* [Problem description]
Are you able to retype all the records below exactly?

(begin)

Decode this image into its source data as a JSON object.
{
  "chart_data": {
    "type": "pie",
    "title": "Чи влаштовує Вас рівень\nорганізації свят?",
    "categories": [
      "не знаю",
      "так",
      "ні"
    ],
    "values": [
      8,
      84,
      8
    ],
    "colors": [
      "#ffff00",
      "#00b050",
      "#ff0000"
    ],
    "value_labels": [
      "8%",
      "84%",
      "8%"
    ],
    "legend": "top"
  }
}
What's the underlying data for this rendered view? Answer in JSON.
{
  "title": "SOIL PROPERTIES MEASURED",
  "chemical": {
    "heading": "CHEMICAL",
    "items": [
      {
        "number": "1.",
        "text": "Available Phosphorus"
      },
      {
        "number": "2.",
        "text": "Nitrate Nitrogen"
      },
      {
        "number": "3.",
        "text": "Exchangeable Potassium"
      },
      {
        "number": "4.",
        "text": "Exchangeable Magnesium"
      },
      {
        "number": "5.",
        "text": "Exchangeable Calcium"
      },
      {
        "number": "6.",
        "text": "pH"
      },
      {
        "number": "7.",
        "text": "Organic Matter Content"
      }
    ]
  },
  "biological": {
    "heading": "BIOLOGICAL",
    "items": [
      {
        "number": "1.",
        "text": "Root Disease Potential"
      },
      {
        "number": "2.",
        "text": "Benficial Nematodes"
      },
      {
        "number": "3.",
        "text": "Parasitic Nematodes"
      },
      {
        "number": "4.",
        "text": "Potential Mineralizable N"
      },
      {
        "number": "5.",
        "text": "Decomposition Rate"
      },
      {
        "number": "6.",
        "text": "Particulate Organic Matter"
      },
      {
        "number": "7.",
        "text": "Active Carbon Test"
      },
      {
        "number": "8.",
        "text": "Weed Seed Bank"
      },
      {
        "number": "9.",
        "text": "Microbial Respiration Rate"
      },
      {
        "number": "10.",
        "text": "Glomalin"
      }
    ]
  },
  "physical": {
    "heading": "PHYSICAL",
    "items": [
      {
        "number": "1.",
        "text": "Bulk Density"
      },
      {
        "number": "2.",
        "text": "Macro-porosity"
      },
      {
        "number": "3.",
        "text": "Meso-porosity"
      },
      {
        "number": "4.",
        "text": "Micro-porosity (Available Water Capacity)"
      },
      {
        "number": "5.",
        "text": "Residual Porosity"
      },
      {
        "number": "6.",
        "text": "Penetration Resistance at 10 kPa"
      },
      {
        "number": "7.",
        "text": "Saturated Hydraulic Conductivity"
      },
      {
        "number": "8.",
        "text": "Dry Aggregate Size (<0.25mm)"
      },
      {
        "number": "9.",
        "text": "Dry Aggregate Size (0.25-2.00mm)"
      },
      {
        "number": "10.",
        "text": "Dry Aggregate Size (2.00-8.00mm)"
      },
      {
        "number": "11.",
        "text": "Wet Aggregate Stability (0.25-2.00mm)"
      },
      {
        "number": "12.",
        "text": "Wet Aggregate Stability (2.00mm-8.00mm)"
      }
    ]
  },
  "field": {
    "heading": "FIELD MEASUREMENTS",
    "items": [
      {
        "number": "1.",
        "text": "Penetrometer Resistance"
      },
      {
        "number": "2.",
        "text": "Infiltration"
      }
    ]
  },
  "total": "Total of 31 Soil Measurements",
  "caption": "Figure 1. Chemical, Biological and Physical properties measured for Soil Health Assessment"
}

(end)

* [Written reply]
Decode this image into its source data as a JSON object.
{
  "chart_data": {
    "type": "pie",
    "title": "Чи влаштовує Вас рівень\nорганізації свят?",
    "categories": [
      "не знаю",
      "так",
      "ні"
    ],
    "values": [
      8,
      84,
      8
    ],
    "colors": [
      "#ffff00",
      "#00b050",
      "#ff0000"
    ],
    "value_labels": [
      "8%",
      "84%",
      "8%"
    ],
    "legend": "top"
  }
}
What's the underlying data for this rendered view? Answer in JSON.
{
  "title": "SOIL PROPERTIES MEASURED",
  "chemical": {
    "heading": "CHEMICAL",
    "items": [
      {
        "number": "1.",
        "text": "Available Phosphorus"
      },
      {
        "number": "2.",
        "text": "Nitrate Nitrogen"
      },
      {
        "number": "3.",
        "text": "Exchangeable Potassium"
      },
      {
        "number": "4.",
        "text": "Exchangeable Magnesium"
      },
      {
        "number": "5.",
        "text": "Exchangeable Calcium"
      },
      {
        "number": "6.",
        "text": "pH"
      },
      {
        "number": "7.",
        "text": "Organic Matter Content"
      }
    ]
  },
  "biological": {
    "heading": "BIOLOGICAL",
    "items": [
      {
        "number": "1.",
        "text": "Root Disease Potential"
      },
      {
        "number": "2.",
        "text": "Benficial Nematodes"
      },
      {
        "number": "3.",
        "text": "Parasitic Nematodes"
      },
      {
        "number": "4.",
        "text": "Potential Mineralizable N"
      },
      {
        "number": "5.",
        "text": "Decomposition Rate"
      },
      {
        "number": "6.",
        "text": "Particulate Organic Matter"
      },
      {
        "number": "7.",
        "text": "Active Carbon Test"
      },
      {
        "number": "8.",
        "text": "Weed Seed Bank"
      },
      {
        "number": "9.",
        "text": "Microbial Respiration Rate"
      },
      {
        "number": "10.",
        "text": "Glomalin"
      }
    ]
  },
  "physical": {
    "heading": "PHYSICAL",
    "items": [
      {
        "number": "1.",
        "text": "Bulk Density"
      },
      {
        "number": "2.",
        "text": "Macro-porosity"
      },
      {
        "number": "3.",
        "text": "Meso-porosity"
      },
      {
        "number": "4.",
        "text": "Micro-porosity (Available Water Capacity)"
      },
      {
        "number": "5.",
        "text": "Residual Porosity"
      },
      {
        "number": "6.",
        "text": "Penetration Resistance at 10 kPa"
      },
      {
        "number": "7.",
        "text": "Saturated Hydraulic Conductivity"
      },
      {
        "number": "8.",
        "text": "Dry Aggregate Size (<0.25mm)"
      },
      {
        "number": "9.",
        "text": "Dry Aggregate Size (0.25-2.00mm)"
      },
      {
        "number": "10.",
        "text": "Dry Aggregate Size (2.00-8.00mm)"
      },
      {
        "number": "11.",
        "text": "Wet Aggregate Stability (0.25-2.00mm)"
      },
      {
        "number": "12.",
        "text": "Wet Aggregate Stability (2.00mm-8.00mm)"
      }
    ]
  },
  "field": {
    "heading": "FIELD MEASUREMENTS",
    "items": [
      {
        "number": "1.",
        "text": "Penetrometer Resistance"
      },
      {
        "number": "2.",
        "text": "Infiltration"
      }
    ]
  },
  "total": "Total of 31 Soil Measurements",
  "caption": "Figure 1. Chemical, Biological and Physical properties measured for Soil Health Assessment"
}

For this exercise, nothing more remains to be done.